— START MATERIAL FOR THIS EXERCISE —

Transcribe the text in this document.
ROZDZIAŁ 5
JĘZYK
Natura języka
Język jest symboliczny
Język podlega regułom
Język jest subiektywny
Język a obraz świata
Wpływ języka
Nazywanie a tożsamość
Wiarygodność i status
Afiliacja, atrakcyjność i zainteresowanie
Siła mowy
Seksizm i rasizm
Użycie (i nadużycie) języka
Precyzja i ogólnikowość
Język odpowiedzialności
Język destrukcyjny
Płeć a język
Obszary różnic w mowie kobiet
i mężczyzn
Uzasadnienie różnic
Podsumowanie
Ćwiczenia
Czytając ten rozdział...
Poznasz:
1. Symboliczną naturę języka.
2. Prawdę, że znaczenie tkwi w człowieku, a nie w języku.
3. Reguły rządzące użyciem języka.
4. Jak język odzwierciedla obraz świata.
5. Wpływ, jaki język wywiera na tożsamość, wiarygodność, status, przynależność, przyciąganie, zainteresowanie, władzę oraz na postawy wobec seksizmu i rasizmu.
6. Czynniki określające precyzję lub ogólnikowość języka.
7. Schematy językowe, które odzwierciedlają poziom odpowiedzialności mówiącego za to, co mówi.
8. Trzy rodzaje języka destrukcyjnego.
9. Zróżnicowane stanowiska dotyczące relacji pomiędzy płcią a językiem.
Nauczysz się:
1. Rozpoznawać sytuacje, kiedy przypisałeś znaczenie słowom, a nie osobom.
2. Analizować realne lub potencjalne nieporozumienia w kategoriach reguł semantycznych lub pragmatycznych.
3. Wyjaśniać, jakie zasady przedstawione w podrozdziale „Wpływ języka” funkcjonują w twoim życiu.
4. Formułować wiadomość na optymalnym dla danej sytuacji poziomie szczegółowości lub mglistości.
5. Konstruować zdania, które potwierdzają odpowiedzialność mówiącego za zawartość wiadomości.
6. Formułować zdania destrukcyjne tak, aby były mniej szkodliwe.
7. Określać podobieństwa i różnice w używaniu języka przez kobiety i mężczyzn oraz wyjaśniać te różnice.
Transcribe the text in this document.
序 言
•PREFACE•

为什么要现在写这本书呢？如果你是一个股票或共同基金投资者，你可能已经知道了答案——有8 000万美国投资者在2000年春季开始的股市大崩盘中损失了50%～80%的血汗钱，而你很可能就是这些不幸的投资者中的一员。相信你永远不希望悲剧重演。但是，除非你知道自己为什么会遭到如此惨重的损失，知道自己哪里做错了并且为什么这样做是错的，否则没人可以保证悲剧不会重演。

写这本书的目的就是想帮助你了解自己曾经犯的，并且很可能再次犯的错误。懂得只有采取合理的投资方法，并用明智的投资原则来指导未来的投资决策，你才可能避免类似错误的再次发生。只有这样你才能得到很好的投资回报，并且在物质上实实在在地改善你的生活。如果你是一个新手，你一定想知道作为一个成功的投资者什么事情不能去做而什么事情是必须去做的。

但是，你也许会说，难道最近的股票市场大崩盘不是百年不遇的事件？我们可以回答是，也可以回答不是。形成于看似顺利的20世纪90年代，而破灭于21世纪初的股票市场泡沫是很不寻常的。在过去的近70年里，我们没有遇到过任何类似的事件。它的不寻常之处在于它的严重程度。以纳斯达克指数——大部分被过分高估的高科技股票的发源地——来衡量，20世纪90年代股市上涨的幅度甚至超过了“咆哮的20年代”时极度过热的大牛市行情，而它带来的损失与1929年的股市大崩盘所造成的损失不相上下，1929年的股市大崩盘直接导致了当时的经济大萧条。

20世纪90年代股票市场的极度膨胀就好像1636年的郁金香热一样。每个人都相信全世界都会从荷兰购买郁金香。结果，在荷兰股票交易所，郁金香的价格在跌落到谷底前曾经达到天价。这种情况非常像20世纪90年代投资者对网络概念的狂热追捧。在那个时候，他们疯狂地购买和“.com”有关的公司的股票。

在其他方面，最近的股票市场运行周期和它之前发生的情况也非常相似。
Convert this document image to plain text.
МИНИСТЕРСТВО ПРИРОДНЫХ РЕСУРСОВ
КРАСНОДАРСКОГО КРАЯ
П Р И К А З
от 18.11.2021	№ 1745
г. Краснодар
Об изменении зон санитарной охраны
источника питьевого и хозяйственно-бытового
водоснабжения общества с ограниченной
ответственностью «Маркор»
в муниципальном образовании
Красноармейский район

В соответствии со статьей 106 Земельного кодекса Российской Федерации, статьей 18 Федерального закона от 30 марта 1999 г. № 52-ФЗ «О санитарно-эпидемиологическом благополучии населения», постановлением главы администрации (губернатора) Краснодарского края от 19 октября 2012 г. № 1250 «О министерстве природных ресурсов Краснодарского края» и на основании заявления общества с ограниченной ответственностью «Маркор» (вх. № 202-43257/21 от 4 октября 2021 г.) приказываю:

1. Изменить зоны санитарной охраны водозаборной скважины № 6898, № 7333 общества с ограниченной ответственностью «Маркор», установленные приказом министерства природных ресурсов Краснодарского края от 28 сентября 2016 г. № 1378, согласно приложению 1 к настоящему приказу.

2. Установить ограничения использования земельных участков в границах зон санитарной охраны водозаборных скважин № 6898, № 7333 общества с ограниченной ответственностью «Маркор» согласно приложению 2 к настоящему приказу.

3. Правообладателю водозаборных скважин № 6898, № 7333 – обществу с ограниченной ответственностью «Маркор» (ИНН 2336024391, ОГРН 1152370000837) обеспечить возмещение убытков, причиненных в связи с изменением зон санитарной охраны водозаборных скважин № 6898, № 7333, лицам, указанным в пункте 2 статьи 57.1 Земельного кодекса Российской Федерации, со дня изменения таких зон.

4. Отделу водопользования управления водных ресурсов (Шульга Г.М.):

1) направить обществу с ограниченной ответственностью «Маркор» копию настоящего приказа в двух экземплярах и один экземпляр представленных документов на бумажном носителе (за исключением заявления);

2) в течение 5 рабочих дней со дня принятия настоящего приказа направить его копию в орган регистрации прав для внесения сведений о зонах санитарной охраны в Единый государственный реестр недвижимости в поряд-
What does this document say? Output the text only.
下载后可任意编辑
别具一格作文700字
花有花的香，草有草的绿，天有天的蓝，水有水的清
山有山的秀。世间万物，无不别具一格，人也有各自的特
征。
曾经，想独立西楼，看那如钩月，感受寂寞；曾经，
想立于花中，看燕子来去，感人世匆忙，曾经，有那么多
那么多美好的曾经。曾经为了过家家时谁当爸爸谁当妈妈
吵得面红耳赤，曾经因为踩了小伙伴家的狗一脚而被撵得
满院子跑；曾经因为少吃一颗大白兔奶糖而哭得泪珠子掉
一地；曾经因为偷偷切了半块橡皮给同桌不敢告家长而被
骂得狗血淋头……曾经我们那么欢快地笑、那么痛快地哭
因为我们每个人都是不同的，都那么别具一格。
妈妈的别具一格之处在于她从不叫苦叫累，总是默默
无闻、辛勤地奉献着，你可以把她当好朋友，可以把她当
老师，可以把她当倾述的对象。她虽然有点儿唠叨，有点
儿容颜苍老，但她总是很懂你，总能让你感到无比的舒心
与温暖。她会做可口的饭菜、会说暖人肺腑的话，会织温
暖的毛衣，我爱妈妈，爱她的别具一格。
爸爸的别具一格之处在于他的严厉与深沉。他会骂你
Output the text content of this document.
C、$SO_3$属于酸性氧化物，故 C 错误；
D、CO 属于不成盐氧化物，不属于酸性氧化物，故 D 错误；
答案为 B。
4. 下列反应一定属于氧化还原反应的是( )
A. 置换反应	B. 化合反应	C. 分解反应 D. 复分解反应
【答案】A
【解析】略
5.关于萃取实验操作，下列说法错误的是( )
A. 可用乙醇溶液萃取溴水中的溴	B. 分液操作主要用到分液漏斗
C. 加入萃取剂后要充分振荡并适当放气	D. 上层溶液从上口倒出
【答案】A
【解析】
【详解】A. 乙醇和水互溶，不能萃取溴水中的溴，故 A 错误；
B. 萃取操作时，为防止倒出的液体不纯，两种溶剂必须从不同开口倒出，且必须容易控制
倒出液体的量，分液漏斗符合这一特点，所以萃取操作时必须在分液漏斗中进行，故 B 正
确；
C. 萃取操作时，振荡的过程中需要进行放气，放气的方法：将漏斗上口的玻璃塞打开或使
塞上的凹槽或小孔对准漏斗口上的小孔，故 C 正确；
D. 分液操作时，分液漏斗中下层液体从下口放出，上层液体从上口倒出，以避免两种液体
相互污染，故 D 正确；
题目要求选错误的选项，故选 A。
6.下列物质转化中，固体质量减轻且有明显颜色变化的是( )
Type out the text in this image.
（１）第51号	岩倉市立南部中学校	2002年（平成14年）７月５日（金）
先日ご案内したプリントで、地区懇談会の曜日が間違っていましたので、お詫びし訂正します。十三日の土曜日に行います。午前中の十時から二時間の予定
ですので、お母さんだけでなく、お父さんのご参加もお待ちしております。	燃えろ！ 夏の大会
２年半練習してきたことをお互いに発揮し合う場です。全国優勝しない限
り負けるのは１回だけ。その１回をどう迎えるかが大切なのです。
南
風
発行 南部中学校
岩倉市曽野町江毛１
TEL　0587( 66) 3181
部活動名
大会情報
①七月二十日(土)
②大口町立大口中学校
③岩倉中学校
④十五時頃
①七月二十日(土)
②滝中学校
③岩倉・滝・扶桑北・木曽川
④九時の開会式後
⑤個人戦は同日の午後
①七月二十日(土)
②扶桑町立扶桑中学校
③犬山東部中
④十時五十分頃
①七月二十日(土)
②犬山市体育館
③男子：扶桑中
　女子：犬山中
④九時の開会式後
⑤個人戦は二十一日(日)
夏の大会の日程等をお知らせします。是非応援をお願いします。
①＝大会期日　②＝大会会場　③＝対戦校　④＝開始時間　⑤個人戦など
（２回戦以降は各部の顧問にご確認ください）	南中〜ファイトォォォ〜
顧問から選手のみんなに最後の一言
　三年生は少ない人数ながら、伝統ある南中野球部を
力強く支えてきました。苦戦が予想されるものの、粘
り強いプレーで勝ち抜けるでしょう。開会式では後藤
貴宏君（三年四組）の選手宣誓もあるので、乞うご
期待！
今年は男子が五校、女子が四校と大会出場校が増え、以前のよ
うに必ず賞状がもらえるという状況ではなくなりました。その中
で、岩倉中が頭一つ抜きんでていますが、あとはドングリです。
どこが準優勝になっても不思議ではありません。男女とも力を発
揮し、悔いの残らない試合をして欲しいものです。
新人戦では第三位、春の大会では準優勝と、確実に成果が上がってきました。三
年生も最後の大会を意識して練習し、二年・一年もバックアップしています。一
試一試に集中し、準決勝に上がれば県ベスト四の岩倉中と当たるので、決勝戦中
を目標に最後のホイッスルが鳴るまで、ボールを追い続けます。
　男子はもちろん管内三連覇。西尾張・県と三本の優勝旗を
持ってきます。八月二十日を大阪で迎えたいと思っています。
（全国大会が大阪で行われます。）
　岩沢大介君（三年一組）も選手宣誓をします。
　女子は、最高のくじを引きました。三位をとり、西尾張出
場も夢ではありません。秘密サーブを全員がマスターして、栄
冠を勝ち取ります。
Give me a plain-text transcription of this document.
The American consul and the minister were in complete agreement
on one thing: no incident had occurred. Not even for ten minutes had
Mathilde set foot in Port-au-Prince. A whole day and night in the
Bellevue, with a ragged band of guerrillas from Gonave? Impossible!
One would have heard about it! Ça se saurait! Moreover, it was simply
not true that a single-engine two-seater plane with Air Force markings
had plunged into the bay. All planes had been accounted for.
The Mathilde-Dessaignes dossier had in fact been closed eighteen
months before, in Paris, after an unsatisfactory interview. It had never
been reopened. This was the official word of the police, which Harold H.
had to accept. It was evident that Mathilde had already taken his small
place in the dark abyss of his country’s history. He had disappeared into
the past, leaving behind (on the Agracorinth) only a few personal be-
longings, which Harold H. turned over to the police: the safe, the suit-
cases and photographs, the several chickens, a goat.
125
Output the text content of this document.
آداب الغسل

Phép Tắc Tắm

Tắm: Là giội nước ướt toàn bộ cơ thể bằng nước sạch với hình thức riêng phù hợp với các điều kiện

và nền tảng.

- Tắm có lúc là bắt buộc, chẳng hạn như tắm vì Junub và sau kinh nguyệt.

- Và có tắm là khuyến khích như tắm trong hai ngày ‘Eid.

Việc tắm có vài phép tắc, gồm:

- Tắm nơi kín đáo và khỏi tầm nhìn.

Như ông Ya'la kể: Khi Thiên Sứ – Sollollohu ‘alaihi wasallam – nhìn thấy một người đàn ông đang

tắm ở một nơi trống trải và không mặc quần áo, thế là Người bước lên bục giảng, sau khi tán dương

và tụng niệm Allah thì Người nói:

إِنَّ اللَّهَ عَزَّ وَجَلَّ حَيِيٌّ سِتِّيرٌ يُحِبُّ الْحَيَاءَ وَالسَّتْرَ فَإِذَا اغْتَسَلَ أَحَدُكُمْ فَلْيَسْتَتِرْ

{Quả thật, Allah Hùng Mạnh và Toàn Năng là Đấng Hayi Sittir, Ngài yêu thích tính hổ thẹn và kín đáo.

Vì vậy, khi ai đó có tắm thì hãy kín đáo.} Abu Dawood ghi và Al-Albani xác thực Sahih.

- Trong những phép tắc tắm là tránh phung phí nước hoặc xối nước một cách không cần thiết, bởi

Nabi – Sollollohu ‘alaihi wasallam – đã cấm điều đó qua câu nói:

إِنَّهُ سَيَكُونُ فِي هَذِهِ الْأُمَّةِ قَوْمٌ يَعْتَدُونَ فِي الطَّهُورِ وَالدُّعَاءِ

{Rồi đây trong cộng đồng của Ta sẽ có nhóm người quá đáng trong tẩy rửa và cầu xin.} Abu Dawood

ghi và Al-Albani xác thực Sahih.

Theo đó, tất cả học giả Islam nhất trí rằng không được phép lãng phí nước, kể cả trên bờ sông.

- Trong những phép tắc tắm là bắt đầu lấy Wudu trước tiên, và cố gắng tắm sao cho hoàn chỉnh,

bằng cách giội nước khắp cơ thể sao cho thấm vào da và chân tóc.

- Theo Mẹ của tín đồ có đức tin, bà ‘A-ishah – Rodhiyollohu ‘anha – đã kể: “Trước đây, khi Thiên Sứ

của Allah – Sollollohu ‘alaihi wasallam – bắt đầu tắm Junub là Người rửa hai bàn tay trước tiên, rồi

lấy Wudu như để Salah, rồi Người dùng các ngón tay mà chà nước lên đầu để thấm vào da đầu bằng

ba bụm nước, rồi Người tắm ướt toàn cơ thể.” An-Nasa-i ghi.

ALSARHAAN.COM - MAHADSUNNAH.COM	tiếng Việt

— END MATERIAL FOR THIS EXERCISE —

REQUIRED WORK: Find each line holding the string "копию" and copy it out.

RESPONSE:
1) направить обществу с ограниченной ответственностью «Маркор» копию настоящего приказа в двух экземплярах и один экземпляр представленных документов на бумажном носителе (за исключением заявления);
2) в течение 5 рабочих дней со дня принятия настоящего приказа направить его копию в орган регистрации прав для внесения сведений о зонах санитарной охраны в Единый государственный реестр недвижимости в поряд-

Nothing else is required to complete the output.